=== To do ===
Go through the listing and return every line with "difference" in it.
[start Listing]
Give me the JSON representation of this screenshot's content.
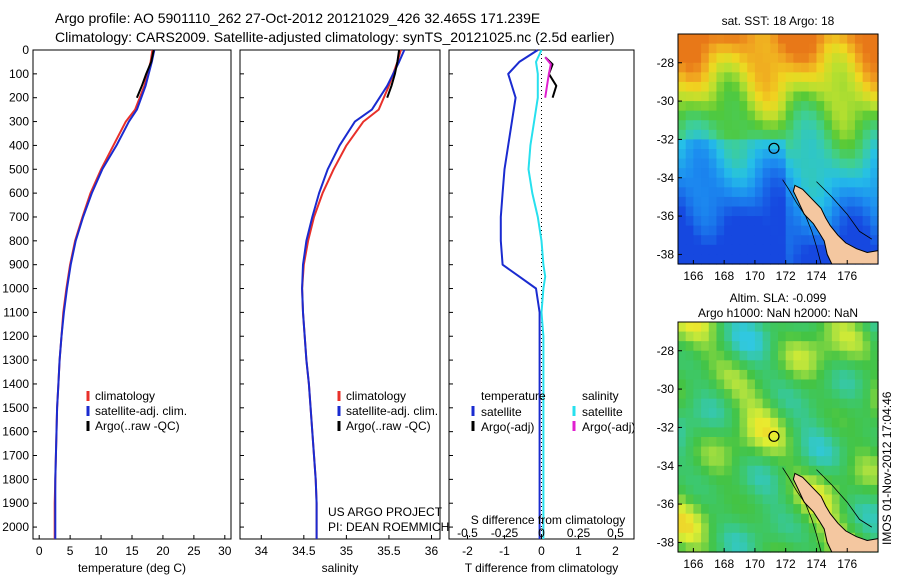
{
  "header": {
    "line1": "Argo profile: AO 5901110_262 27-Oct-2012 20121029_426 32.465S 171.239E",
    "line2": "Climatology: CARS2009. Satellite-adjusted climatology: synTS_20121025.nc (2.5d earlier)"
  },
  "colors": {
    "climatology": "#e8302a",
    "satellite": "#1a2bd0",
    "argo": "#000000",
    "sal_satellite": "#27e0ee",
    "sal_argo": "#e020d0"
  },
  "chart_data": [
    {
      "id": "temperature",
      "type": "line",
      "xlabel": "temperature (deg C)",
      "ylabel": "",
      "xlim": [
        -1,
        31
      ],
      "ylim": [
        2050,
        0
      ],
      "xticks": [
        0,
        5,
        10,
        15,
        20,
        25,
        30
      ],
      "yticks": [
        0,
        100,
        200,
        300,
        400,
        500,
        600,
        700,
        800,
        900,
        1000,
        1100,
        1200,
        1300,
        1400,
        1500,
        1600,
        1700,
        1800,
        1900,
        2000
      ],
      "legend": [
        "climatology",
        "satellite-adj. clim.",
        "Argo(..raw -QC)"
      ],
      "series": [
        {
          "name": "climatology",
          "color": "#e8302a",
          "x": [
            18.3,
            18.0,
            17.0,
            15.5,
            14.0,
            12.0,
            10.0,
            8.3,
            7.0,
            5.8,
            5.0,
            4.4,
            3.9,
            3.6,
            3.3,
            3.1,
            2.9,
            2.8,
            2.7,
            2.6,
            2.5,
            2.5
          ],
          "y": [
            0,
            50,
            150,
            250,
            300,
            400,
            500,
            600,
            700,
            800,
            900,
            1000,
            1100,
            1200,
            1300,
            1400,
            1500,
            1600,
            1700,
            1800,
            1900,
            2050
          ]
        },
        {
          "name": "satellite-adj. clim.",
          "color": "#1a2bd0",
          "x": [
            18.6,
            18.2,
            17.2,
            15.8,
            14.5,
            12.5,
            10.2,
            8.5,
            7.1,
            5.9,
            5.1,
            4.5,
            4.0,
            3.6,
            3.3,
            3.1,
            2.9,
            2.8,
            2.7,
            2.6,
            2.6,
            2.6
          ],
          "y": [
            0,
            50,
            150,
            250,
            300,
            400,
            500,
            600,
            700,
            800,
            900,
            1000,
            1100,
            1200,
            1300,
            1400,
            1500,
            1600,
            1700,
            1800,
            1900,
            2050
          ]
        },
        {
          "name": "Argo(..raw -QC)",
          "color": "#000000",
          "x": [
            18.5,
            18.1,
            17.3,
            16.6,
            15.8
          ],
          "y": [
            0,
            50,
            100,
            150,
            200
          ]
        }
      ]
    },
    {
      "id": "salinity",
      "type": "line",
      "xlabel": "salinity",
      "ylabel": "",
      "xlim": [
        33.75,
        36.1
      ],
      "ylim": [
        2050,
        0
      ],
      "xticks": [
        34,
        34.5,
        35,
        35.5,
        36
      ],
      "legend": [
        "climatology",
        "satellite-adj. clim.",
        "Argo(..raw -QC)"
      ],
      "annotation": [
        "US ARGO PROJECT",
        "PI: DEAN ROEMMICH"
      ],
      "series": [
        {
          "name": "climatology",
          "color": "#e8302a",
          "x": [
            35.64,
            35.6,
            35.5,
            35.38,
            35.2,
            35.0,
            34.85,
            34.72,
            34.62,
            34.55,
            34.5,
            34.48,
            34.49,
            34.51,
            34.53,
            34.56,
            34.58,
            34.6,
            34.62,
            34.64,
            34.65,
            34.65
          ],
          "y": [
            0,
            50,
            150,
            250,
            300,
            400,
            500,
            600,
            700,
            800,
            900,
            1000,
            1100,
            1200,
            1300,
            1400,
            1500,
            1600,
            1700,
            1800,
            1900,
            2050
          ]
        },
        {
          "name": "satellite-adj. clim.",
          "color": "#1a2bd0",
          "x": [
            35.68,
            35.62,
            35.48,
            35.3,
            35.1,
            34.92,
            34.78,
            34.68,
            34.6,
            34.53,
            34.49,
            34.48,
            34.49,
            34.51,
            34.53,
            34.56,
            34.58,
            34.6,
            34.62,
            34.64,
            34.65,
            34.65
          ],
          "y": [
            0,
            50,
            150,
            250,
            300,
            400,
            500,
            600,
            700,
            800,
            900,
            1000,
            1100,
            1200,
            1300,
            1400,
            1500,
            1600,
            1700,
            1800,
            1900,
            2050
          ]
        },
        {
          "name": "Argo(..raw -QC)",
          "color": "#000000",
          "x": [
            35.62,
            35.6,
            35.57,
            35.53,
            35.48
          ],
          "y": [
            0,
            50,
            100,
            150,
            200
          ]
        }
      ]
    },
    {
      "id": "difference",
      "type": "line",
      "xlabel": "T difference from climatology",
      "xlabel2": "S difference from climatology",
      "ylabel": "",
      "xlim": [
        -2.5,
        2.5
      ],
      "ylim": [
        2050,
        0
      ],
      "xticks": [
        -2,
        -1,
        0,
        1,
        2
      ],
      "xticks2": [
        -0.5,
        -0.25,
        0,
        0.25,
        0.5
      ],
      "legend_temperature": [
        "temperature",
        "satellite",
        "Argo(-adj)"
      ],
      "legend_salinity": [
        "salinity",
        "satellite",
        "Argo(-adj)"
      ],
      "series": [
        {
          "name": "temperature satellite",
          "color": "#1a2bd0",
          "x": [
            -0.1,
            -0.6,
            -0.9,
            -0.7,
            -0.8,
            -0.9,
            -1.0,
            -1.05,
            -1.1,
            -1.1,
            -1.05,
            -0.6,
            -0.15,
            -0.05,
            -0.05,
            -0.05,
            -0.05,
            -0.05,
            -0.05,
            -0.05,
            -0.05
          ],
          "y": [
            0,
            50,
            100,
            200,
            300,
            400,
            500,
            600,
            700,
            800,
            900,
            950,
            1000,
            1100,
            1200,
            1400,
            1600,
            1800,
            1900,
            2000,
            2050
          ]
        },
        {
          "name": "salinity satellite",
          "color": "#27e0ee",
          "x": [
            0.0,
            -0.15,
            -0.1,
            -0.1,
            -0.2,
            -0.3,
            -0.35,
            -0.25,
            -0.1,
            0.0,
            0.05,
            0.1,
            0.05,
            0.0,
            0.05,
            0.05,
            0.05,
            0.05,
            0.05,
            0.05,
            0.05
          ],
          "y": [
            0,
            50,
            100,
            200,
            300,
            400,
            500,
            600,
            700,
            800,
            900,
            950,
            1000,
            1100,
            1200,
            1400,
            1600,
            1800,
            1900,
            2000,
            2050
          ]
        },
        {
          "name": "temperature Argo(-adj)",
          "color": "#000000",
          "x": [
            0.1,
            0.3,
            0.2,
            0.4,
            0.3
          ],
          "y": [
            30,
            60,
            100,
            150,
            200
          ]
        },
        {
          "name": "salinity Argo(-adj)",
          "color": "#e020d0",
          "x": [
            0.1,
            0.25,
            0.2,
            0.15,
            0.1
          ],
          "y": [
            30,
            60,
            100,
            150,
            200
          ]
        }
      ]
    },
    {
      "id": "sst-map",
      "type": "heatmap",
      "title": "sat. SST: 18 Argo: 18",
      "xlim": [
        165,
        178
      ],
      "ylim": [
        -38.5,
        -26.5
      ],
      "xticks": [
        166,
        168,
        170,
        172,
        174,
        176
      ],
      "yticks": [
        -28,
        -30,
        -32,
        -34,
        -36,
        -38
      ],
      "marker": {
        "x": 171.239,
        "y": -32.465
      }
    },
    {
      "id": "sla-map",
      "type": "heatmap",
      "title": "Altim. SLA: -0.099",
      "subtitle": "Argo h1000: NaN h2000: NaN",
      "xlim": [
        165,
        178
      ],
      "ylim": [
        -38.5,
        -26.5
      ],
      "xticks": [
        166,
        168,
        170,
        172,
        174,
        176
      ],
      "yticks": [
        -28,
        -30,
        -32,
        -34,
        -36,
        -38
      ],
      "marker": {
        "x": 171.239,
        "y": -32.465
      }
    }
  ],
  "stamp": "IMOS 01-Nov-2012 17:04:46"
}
[end Listing]
[start Listing]
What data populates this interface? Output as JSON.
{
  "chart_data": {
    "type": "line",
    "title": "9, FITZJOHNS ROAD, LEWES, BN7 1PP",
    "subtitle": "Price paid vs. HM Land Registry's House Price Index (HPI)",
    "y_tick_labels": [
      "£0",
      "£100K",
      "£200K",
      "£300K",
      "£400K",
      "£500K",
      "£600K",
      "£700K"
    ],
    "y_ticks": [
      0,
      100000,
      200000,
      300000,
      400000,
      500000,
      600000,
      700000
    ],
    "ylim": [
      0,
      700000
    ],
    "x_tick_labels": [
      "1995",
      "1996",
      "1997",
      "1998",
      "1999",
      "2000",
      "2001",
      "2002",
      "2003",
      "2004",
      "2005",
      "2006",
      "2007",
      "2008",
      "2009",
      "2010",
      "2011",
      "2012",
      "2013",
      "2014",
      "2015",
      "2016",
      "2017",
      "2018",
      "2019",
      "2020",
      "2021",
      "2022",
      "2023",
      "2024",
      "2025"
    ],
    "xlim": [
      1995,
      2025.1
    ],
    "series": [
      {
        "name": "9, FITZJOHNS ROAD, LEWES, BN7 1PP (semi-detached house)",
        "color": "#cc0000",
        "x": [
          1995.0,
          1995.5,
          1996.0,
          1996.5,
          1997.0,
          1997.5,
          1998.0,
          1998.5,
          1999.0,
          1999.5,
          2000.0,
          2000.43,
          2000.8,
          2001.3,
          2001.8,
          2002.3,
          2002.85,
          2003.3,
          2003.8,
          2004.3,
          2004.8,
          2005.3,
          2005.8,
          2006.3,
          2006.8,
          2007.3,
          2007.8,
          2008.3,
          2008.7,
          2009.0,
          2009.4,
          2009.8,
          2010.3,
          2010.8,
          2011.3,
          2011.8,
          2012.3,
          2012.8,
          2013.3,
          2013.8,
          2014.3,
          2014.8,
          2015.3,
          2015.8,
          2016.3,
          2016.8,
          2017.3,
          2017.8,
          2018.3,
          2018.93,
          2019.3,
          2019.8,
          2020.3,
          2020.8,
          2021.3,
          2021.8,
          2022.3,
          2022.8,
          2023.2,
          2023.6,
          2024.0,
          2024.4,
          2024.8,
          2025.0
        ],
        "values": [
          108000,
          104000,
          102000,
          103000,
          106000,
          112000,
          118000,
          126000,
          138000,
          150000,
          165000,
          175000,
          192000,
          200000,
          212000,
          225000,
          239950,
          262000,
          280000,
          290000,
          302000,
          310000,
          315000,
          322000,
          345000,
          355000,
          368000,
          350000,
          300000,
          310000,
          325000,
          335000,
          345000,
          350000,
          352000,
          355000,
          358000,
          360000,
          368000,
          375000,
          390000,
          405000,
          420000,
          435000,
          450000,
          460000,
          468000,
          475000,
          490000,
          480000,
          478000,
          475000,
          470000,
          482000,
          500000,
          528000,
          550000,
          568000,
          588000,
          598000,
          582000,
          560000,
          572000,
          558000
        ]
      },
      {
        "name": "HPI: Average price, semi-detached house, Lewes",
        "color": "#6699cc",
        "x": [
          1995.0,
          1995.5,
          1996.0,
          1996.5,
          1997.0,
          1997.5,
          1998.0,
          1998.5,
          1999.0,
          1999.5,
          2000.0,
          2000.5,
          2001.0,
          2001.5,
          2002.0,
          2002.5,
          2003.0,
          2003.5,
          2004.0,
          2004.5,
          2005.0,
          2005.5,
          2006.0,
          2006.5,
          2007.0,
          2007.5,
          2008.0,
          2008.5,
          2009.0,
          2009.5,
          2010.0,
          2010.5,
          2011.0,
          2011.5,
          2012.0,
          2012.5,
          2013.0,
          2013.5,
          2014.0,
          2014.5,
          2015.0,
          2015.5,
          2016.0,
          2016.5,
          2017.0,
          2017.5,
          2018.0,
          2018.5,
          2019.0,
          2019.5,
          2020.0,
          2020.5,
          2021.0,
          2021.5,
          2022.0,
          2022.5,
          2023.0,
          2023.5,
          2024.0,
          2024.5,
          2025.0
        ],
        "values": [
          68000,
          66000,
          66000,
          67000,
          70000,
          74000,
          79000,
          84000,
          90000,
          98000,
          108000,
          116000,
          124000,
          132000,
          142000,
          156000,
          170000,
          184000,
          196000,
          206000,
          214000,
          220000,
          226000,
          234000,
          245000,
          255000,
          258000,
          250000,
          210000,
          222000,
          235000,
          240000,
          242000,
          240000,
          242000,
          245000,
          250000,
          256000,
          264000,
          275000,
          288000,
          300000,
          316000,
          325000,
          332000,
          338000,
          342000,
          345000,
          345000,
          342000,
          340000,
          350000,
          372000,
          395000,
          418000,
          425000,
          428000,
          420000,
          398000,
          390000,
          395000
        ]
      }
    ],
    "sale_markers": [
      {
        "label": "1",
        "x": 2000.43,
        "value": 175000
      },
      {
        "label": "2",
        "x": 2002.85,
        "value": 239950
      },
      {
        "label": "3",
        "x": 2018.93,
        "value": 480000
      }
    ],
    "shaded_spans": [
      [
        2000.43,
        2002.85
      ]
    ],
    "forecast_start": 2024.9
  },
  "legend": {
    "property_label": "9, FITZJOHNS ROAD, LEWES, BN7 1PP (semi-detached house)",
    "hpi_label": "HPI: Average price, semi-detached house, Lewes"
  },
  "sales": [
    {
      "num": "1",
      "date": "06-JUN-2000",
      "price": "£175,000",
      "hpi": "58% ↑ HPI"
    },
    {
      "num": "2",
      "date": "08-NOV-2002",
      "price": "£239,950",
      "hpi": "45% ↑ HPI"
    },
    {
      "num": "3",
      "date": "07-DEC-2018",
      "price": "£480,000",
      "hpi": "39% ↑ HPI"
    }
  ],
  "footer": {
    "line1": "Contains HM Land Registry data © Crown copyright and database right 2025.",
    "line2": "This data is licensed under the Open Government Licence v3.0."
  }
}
[end Listing]
=== Exercise response ===
      "id": "difference",
      "xlabel": "T difference from climatology",
      "xlabel2": "S difference from climatology",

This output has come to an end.